Objective:
Track down the lines that contain "Parement" and copy them.

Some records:

============

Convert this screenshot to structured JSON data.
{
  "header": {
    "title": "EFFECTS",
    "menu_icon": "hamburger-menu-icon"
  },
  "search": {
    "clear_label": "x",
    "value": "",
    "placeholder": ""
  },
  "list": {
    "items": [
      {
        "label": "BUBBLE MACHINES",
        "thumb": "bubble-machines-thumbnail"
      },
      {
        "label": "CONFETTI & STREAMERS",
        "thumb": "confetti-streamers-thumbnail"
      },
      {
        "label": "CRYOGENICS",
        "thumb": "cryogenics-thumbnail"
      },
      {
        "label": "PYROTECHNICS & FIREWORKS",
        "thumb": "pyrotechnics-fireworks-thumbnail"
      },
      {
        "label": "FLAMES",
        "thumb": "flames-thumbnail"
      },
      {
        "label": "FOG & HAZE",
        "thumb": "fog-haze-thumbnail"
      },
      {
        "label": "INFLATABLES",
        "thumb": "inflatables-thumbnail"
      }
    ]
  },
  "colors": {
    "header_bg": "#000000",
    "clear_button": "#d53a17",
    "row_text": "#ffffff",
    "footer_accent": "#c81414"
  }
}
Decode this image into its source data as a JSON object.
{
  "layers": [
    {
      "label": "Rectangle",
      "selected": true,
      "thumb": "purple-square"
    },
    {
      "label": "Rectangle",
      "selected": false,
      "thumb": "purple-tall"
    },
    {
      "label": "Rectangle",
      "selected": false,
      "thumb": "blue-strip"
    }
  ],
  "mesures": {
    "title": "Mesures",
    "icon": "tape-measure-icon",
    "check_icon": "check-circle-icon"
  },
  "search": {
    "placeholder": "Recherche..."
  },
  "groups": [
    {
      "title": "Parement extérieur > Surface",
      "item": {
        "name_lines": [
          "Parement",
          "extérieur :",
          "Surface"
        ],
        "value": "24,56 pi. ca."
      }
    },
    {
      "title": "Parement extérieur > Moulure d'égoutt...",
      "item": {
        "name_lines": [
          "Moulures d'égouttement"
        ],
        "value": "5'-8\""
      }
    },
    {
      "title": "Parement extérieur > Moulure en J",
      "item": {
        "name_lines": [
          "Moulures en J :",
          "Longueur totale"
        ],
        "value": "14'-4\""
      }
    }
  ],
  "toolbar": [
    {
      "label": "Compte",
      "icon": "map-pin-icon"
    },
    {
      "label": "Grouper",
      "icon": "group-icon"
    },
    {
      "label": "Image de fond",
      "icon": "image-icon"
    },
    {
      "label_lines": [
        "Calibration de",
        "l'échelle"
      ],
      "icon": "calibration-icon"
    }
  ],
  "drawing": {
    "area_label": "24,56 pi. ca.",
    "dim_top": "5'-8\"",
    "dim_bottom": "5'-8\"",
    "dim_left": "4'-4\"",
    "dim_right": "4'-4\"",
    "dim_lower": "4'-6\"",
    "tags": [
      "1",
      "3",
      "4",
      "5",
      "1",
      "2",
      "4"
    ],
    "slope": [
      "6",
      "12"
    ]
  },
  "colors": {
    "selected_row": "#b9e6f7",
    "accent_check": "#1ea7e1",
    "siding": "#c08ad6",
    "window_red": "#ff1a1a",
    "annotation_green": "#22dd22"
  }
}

============

Solution for this task:
      "title": "Parement extérieur > Surface",
          "Parement",
      "title": "Parement extérieur > Moulure d'égoutt...",
      "title": "Parement extérieur > Moulure en J",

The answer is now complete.